## start
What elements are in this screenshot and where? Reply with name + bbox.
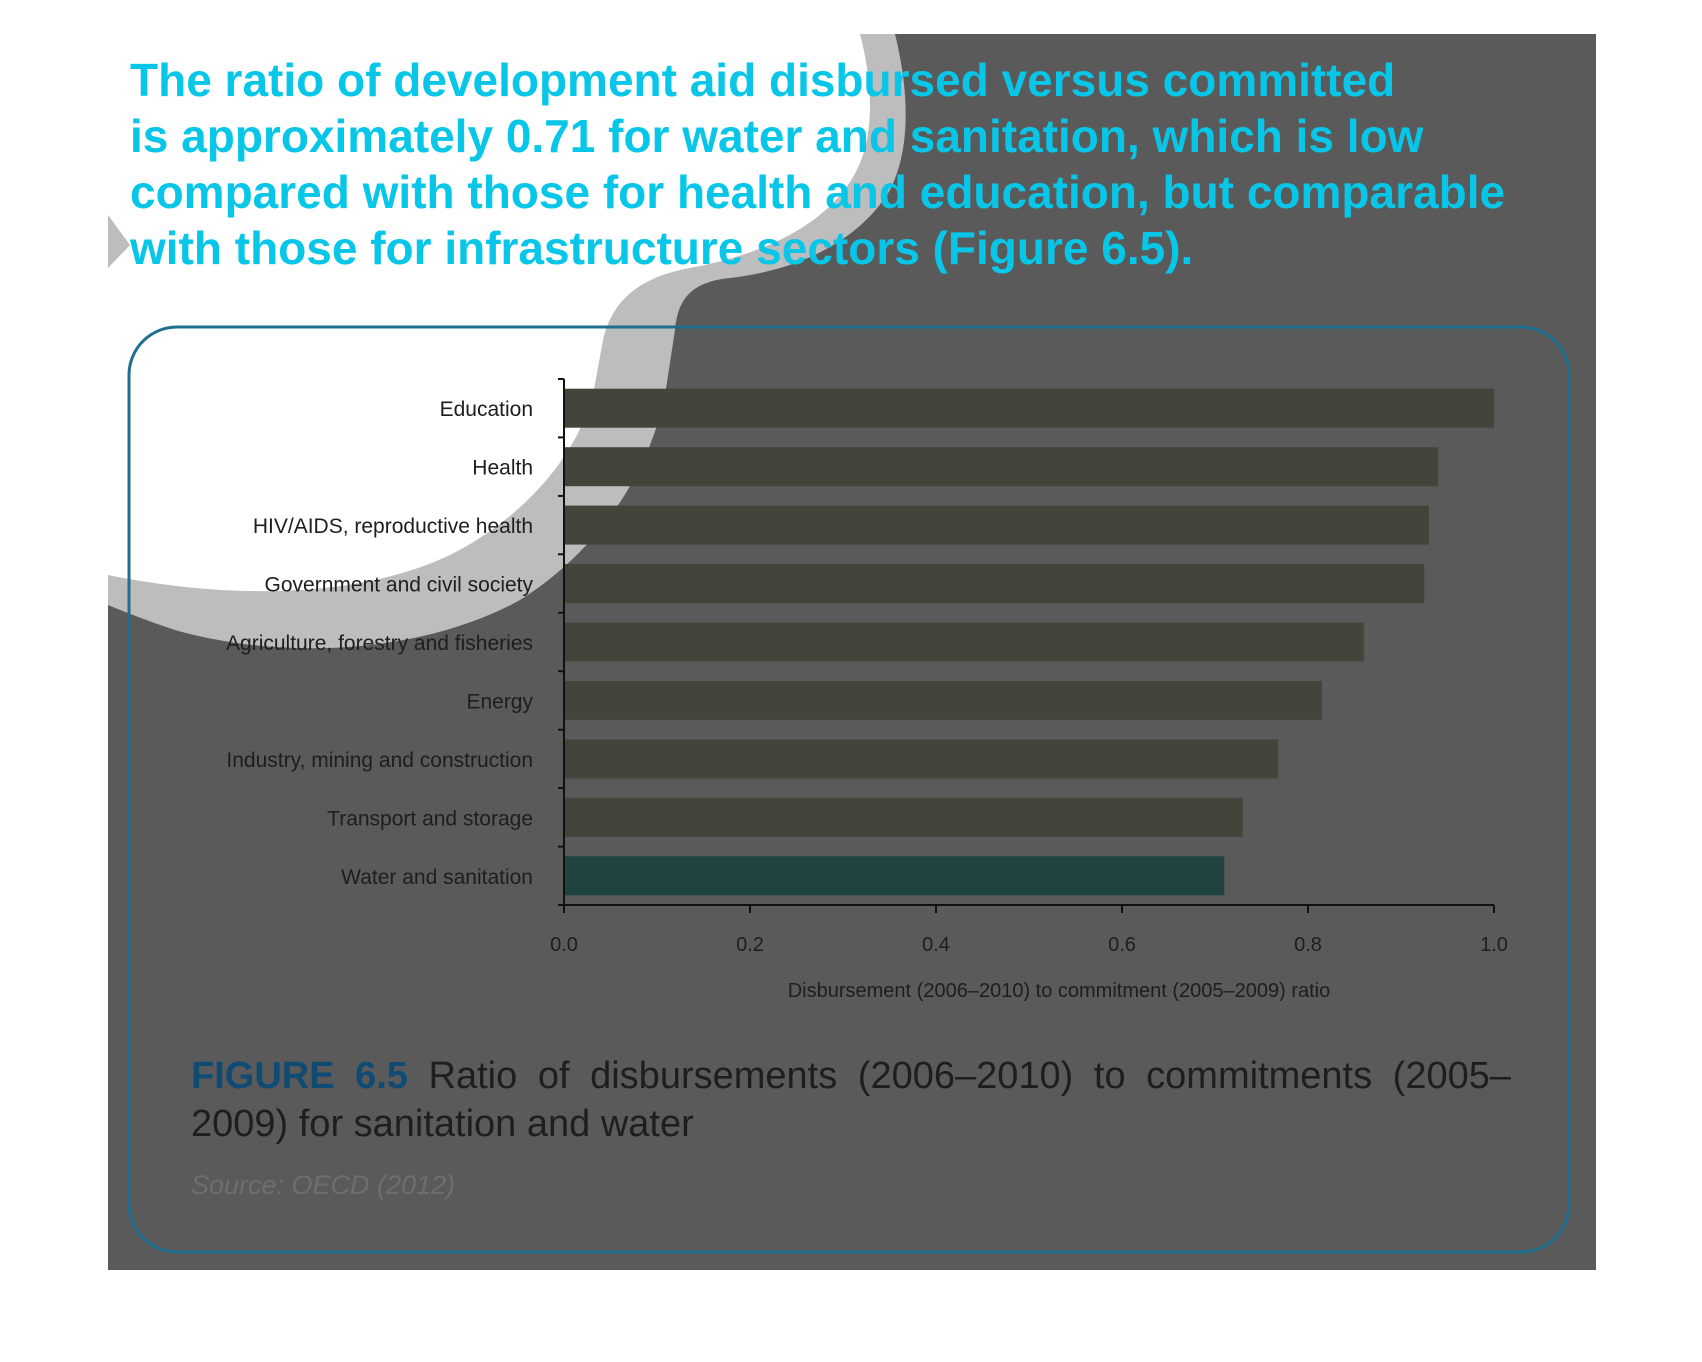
## end
## start
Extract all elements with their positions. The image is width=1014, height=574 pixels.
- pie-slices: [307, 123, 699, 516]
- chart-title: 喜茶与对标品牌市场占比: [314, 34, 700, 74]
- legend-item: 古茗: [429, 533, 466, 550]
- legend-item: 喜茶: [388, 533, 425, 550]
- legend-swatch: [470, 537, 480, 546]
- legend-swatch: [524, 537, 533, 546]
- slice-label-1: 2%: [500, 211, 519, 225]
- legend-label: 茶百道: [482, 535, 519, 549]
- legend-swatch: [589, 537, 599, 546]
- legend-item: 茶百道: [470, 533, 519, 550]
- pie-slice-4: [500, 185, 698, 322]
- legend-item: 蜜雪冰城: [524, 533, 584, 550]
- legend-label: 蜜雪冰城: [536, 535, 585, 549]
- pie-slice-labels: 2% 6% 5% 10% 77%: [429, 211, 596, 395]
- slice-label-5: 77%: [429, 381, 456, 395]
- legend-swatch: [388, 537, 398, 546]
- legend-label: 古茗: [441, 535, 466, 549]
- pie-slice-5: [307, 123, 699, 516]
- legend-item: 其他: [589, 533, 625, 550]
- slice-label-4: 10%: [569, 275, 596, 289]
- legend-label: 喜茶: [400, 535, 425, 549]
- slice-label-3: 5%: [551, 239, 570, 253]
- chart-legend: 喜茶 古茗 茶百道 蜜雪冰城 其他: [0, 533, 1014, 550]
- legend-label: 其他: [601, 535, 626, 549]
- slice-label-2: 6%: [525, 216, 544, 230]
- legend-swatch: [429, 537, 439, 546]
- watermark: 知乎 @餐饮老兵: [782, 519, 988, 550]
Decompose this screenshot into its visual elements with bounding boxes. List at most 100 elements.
## end
## start
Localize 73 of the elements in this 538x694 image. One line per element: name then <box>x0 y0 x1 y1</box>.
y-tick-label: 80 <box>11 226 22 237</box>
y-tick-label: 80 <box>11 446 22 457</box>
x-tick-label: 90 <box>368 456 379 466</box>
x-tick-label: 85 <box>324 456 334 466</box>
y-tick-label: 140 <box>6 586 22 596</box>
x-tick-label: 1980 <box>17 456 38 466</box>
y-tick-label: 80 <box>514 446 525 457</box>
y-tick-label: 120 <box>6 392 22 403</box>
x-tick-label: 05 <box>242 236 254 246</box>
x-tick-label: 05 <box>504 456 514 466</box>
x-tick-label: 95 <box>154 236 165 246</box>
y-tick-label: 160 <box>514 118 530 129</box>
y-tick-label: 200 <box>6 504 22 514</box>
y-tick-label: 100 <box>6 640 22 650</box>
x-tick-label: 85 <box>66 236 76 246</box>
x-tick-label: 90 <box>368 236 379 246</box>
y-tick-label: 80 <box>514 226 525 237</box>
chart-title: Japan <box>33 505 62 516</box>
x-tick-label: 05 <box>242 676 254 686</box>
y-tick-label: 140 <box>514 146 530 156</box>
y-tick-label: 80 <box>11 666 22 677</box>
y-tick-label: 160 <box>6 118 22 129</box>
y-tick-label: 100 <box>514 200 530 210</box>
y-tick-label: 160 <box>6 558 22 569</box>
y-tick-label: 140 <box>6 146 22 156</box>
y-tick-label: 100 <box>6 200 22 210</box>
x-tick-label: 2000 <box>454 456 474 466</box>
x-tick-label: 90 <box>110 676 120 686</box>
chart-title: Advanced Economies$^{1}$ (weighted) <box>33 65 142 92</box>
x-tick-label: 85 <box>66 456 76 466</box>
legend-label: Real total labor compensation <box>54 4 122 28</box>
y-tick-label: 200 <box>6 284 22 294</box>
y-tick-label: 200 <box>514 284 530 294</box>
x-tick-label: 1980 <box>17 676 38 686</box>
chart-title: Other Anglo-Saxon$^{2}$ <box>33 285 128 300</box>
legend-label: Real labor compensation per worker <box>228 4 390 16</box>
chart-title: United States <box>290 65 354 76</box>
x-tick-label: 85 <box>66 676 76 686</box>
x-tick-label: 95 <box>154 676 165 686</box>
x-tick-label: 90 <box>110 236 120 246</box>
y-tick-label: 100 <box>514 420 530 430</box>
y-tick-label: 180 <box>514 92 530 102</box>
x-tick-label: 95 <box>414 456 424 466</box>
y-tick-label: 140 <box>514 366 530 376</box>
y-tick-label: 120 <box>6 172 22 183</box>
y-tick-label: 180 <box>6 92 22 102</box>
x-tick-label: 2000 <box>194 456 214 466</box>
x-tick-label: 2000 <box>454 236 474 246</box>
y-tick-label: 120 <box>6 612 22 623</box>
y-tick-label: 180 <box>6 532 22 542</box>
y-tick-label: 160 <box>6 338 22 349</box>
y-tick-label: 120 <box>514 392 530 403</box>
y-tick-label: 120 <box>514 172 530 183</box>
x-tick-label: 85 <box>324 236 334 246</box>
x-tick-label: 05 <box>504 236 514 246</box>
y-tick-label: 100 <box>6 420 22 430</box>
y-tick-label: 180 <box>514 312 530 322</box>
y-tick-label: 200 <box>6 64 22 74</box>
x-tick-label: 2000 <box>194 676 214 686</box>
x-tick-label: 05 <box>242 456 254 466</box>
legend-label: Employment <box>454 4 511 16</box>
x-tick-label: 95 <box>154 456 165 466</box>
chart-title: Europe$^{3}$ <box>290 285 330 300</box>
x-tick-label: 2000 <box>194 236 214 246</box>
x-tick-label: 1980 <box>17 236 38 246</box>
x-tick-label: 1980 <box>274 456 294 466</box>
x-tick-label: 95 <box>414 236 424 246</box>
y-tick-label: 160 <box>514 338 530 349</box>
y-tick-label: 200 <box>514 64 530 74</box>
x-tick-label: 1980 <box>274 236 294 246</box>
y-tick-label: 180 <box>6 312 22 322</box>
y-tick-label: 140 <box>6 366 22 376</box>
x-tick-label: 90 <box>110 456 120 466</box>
## end
Given task – Rewrite the material starting with the line that contains "Extract all elements" and going on through the line that contains "Decompose this screenshot", substituting "legend-marker" for each "legend-swatch" and leaving everything else unchanged. Give back only those lines.

Written answer –
Extract all elements with their positions. The image is width=1014, height=574 pixels.
- pie-slices: [307, 123, 699, 516]
- chart-title: 喜茶与对标品牌市场占比: [314, 34, 700, 74]
- legend-item: 古茗: [429, 533, 466, 550]
- legend-item: 喜茶: [388, 533, 425, 550]
- legend-marker: [470, 537, 480, 546]
- legend-marker: [524, 537, 533, 546]
- slice-label-1: 2%: [500, 211, 519, 225]
- legend-label: 茶百道: [482, 535, 519, 549]
- legend-marker: [589, 537, 599, 546]
- legend-item: 茶百道: [470, 533, 519, 550]
- pie-slice-4: [500, 185, 698, 322]
- legend-item: 蜜雪冰城: [524, 533, 584, 550]
- legend-label: 蜜雪冰城: [536, 535, 585, 549]
- pie-slice-labels: 2% 6% 5% 10% 77%: [429, 211, 596, 395]
- slice-label-5: 77%: [429, 381, 456, 395]
- legend-marker: [388, 537, 398, 546]
- legend-label: 古茗: [441, 535, 466, 549]
- pie-slice-5: [307, 123, 699, 516]
- legend-item: 其他: [589, 533, 625, 550]
- slice-label-4: 10%: [569, 275, 596, 289]
- legend-label: 喜茶: [400, 535, 425, 549]
- slice-label-3: 5%: [551, 239, 570, 253]
- chart-legend: 喜茶 古茗 茶百道 蜜雪冰城 其他: [0, 533, 1014, 550]
- legend-label: 其他: [601, 535, 626, 549]
- slice-label-2: 6%: [525, 216, 544, 230]
- legend-marker: [429, 537, 439, 546]
- watermark: 知乎 @餐饮老兵: [782, 519, 988, 550]
Decompose this screenshot into its visual elements with bounding boxes. List at most 100 elements.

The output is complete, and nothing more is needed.